- RECORDS FOR THIS EXERCISE -
● ● ● ● ● ● ●

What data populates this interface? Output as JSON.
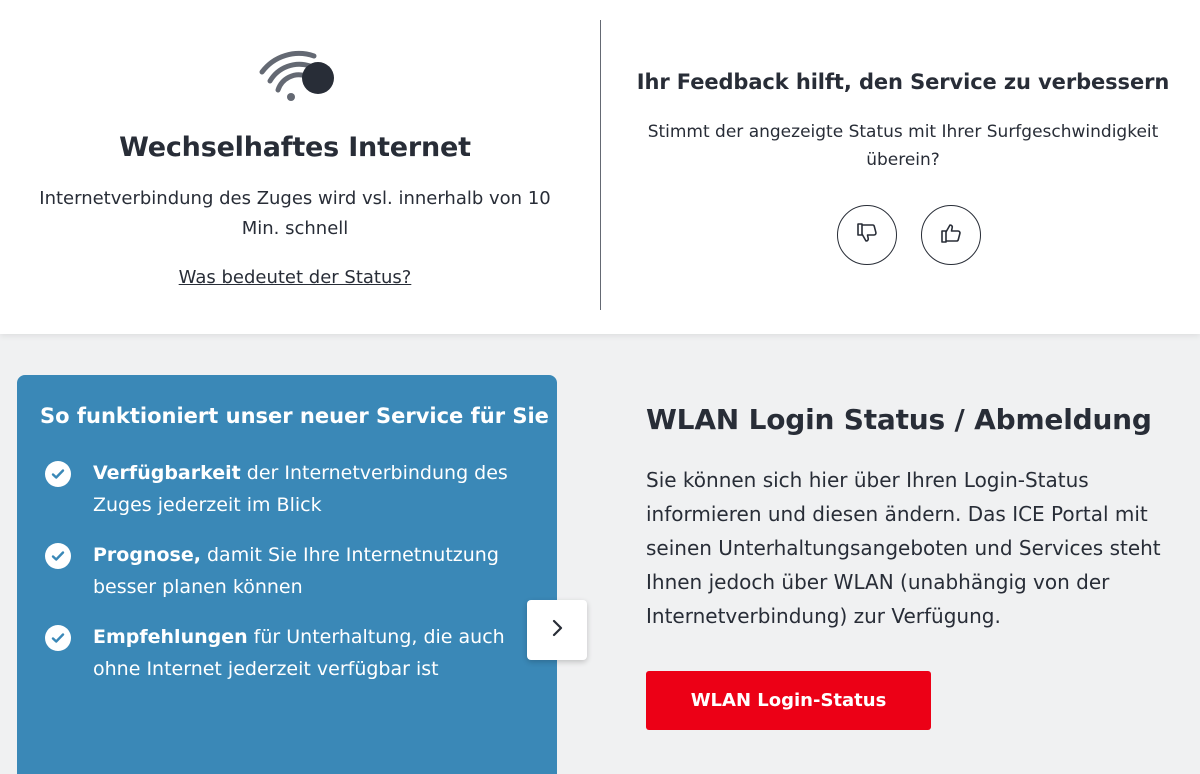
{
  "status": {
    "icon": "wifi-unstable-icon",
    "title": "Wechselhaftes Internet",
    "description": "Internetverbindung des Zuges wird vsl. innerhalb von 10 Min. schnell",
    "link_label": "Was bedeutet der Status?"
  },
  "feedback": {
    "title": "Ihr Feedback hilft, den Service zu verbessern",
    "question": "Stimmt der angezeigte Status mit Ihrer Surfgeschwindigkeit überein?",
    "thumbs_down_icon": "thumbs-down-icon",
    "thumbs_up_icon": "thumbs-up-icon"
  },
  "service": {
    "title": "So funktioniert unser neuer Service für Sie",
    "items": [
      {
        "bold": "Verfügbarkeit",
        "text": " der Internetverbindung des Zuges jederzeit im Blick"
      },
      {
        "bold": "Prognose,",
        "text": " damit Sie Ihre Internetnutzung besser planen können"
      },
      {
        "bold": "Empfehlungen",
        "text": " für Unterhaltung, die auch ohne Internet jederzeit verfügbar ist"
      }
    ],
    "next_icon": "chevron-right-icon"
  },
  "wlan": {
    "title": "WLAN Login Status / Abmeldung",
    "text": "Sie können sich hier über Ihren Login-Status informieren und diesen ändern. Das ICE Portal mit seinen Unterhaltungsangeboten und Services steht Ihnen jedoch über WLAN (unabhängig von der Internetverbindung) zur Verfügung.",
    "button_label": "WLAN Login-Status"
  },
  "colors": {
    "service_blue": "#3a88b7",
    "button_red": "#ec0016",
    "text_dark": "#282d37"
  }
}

● ● ● ● ● ● ●

- TASK STATEMENT -
Keep the pictures out and write out the records exactly.

- RESPONSE TO THE TASK -
What data populates this interface? Output as JSON.
{
  "status": {
    "icon": "wifi-unstable-icon",
    "title": "Wechselhaftes Internet",
    "description": "Internetverbindung des Zuges wird vsl. innerhalb von 10 Min. schnell",
    "link_label": "Was bedeutet der Status?"
  },
  "feedback": {
    "title": "Ihr Feedback hilft, den Service zu verbessern",
    "question": "Stimmt der angezeigte Status mit Ihrer Surfgeschwindigkeit überein?",
    "thumbs_down_icon": "thumbs-down-icon",
    "thumbs_up_icon": "thumbs-up-icon"
  },
  "service": {
    "title": "So funktioniert unser neuer Service für Sie",
    "items": [
      {
        "bold": "Verfügbarkeit",
        "text": " der Internetverbindung des Zuges jederzeit im Blick"
      },
      {
        "bold": "Prognose,",
        "text": " damit Sie Ihre Internetnutzung besser planen können"
      },
      {
        "bold": "Empfehlungen",
        "text": " für Unterhaltung, die auch ohne Internet jederzeit verfügbar ist"
      }
    ],
    "next_icon": "chevron-right-icon"
  },
  "wlan": {
    "title": "WLAN Login Status / Abmeldung",
    "text": "Sie können sich hier über Ihren Login-Status informieren und diesen ändern. Das ICE Portal mit seinen Unterhaltungsangeboten und Services steht Ihnen jedoch über WLAN (unabhängig von der Internetverbindung) zur Verfügung.",
    "button_label": "WLAN Login-Status"
  },
  "colors": {
    "service_blue": "#3a88b7",
    "button_red": "#ec0016",
    "text_dark": "#282d37"
  }
}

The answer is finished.